| Records from a collection of figures |
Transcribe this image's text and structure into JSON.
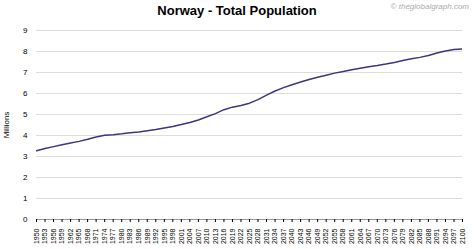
{
  "chart_data": {
    "type": "line",
    "title": "Norway - Total Population",
    "ylabel": "Millions",
    "annotations": [
      "© theglobalgraph.com"
    ],
    "x": [
      1950,
      1953,
      1956,
      1959,
      1962,
      1965,
      1968,
      1971,
      1974,
      1977,
      1980,
      1983,
      1986,
      1989,
      1992,
      1995,
      1998,
      2001,
      2004,
      2007,
      2010,
      2013,
      2016,
      2019,
      2022,
      2025,
      2028,
      2031,
      2034,
      2037,
      2040,
      2043,
      2046,
      2049,
      2052,
      2055,
      2058,
      2061,
      2064,
      2067,
      2070,
      2073,
      2076,
      2079,
      2082,
      2085,
      2088,
      2091,
      2094,
      2097,
      2100
    ],
    "values": [
      3.27,
      3.38,
      3.47,
      3.56,
      3.64,
      3.72,
      3.82,
      3.93,
      4.01,
      4.04,
      4.08,
      4.13,
      4.17,
      4.23,
      4.29,
      4.36,
      4.43,
      4.52,
      4.62,
      4.74,
      4.89,
      5.04,
      5.23,
      5.35,
      5.43,
      5.54,
      5.71,
      5.92,
      6.12,
      6.28,
      6.42,
      6.55,
      6.67,
      6.77,
      6.87,
      6.97,
      7.05,
      7.13,
      7.2,
      7.27,
      7.33,
      7.4,
      7.48,
      7.57,
      7.65,
      7.72,
      7.81,
      7.93,
      8.02,
      8.09,
      8.12
    ],
    "color": "#3d3580",
    "xlim": [
      1950,
      2100
    ],
    "xticks": [
      1950,
      1953,
      1956,
      1959,
      1962,
      1965,
      1968,
      1971,
      1974,
      1977,
      1980,
      1983,
      1986,
      1989,
      1992,
      1995,
      1998,
      2001,
      2004,
      2007,
      2010,
      2013,
      2016,
      2019,
      2022,
      2025,
      2028,
      2031,
      2034,
      2037,
      2040,
      2043,
      2046,
      2049,
      2052,
      2055,
      2058,
      2061,
      2064,
      2067,
      2070,
      2073,
      2076,
      2079,
      2082,
      2085,
      2088,
      2091,
      2094,
      2097,
      2100
    ],
    "ylim": [
      0,
      9
    ],
    "yticks": [
      0,
      1,
      2,
      3,
      4,
      5,
      6,
      7,
      8,
      9
    ],
    "grid": "y"
  }
}
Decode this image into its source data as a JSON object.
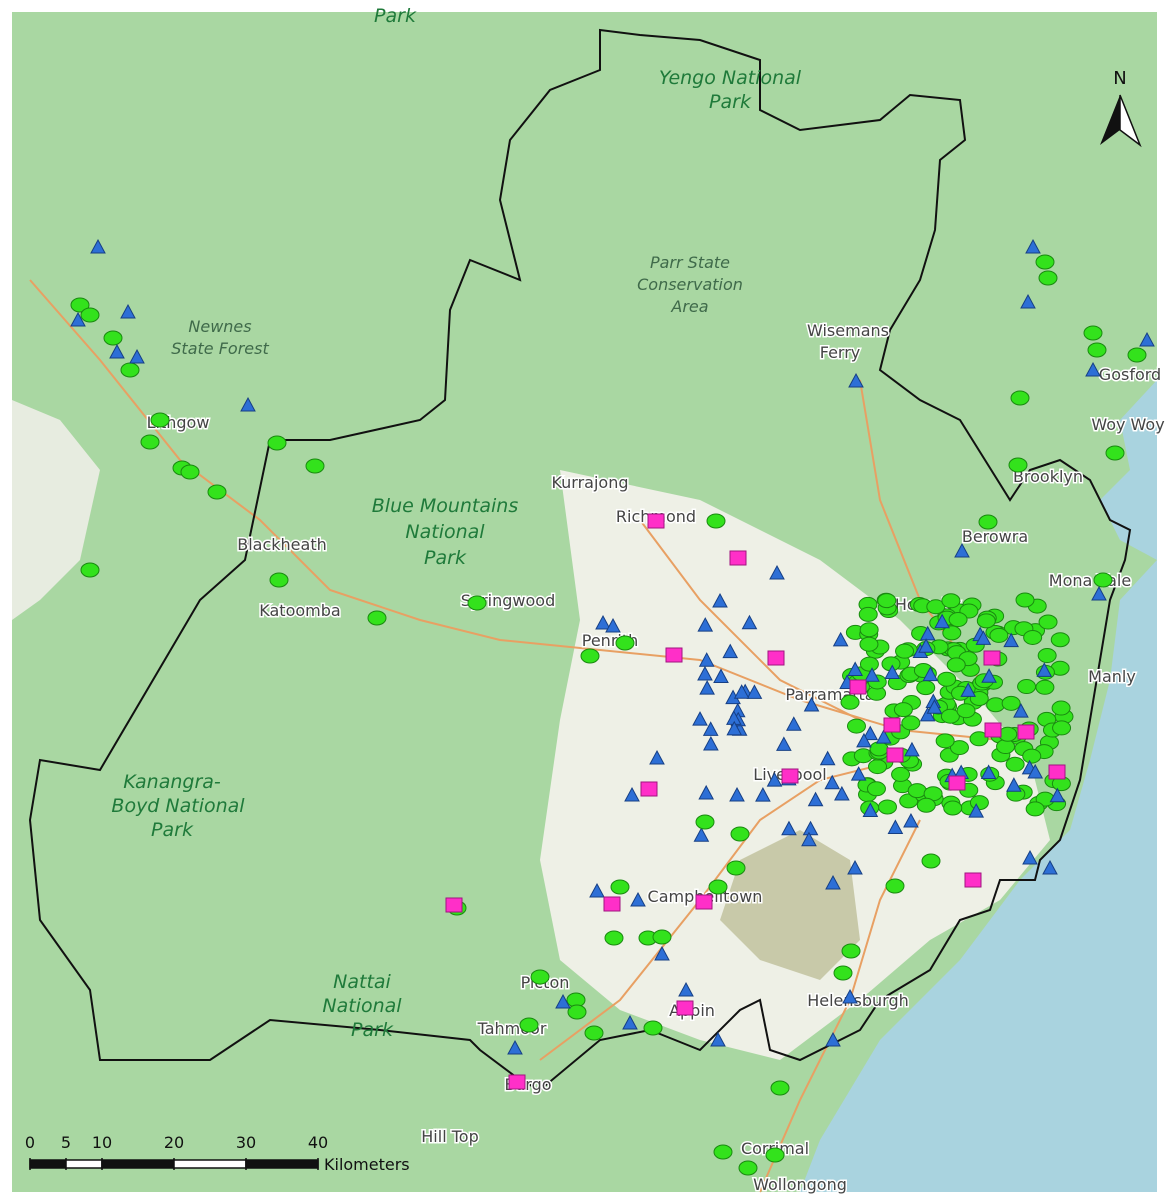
{
  "map": {
    "north": "N",
    "places": [
      "Park",
      "Yengo National",
      "Park",
      "Newnes",
      "State Forest",
      "Lithgow",
      "Parr State",
      "Conservation",
      "Area",
      "Wisemans",
      "Ferry",
      "Kurrajong",
      "Blue Mountains",
      "National",
      "Park",
      "Richmond",
      "Blackheath",
      "Katoomba",
      "Springwood",
      "Penrith",
      "Hornsby",
      "Berowra",
      "Brooklyn",
      "Mona Vale",
      "Manly",
      "Gosford",
      "Woy Woy",
      "Kanangra-",
      "Boyd National",
      "Park",
      "Liverpool",
      "Parramatta",
      "Campbelltown",
      "Picton",
      "Appin",
      "Tahmoor",
      "Helensburgh",
      "Nattai",
      "National",
      "Park",
      "Bargo",
      "Hill Top",
      "Corrimal",
      "Wollongong"
    ],
    "scale_bar": {
      "ticks": [
        0,
        5,
        10,
        20,
        30,
        40
      ],
      "unit": "Kilometers"
    }
  }
}
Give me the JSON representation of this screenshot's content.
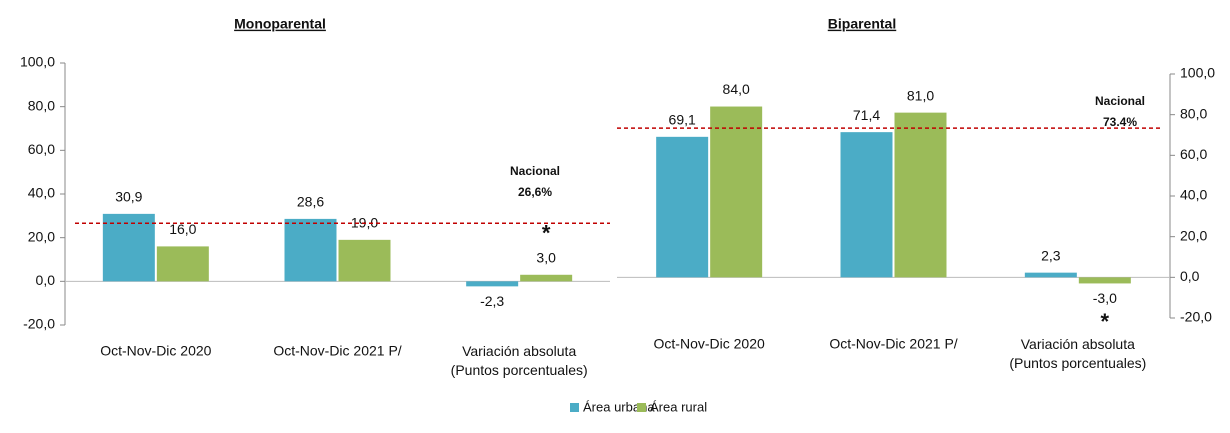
{
  "chart_data": [
    {
      "type": "bar",
      "title": "Monoparental",
      "categories": [
        "Oct-Nov-Dic 2020",
        "Oct-Nov-Dic 2021 P/",
        "Variación absoluta\n(Puntos porcentuales)"
      ],
      "series": [
        {
          "name": "Área urbana",
          "color": "#4bacc6",
          "values": [
            30.9,
            28.6,
            -2.3
          ],
          "value_labels": [
            "30,9",
            "28,6",
            "-2,3"
          ]
        },
        {
          "name": "Área rural",
          "color": "#9bbb59",
          "values": [
            16.0,
            19.0,
            3.0
          ],
          "value_labels": [
            "16,0",
            "19,0",
            "3,0"
          ]
        }
      ],
      "ylim": [
        -20,
        100
      ],
      "yticks": [
        {
          "value": -20,
          "label": "-20,0"
        },
        {
          "value": 0,
          "label": "0,0"
        },
        {
          "value": 20,
          "label": "20,0"
        },
        {
          "value": 40,
          "label": "40,0"
        },
        {
          "value": 60,
          "label": "60,0"
        },
        {
          "value": 80,
          "label": "80,0"
        },
        {
          "value": 100,
          "label": "100,0"
        }
      ],
      "y_axis_side": "left",
      "reference_line": {
        "name": "Nacional",
        "value": 26.6,
        "label": "26,6%",
        "color": "#c00000"
      },
      "annotation": "*"
    },
    {
      "type": "bar",
      "title": "Biparental",
      "categories": [
        "Oct-Nov-Dic 2020",
        "Oct-Nov-Dic 2021 P/",
        "Variación absoluta\n(Puntos porcentuales)"
      ],
      "series": [
        {
          "name": "Área urbana",
          "color": "#4bacc6",
          "values": [
            69.1,
            71.4,
            2.3
          ],
          "value_labels": [
            "69,1",
            "71,4",
            "2,3"
          ]
        },
        {
          "name": "Área rural",
          "color": "#9bbb59",
          "values": [
            84.0,
            81.0,
            -3.0
          ],
          "value_labels": [
            "84,0",
            "81,0",
            "-3,0"
          ]
        }
      ],
      "ylim": [
        -20,
        100
      ],
      "yticks": [
        {
          "value": -20,
          "label": "-20,0"
        },
        {
          "value": 0,
          "label": "0,0"
        },
        {
          "value": 20,
          "label": "20,0"
        },
        {
          "value": 40,
          "label": "40,0"
        },
        {
          "value": 60,
          "label": "60,0"
        },
        {
          "value": 80,
          "label": "80,0"
        },
        {
          "value": 100,
          "label": "100,0"
        }
      ],
      "y_axis_side": "right",
      "reference_line": {
        "name": "Nacional",
        "value": 73.4,
        "label": "73.4%",
        "color": "#c00000"
      },
      "annotation": "*"
    }
  ]
}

| Exercise |
Pick out each line containing "title" and report it.

| Reply to the task |
    "title": "Norway - Total Population",
      "title": "Monoparental",
      "title": "Biparental",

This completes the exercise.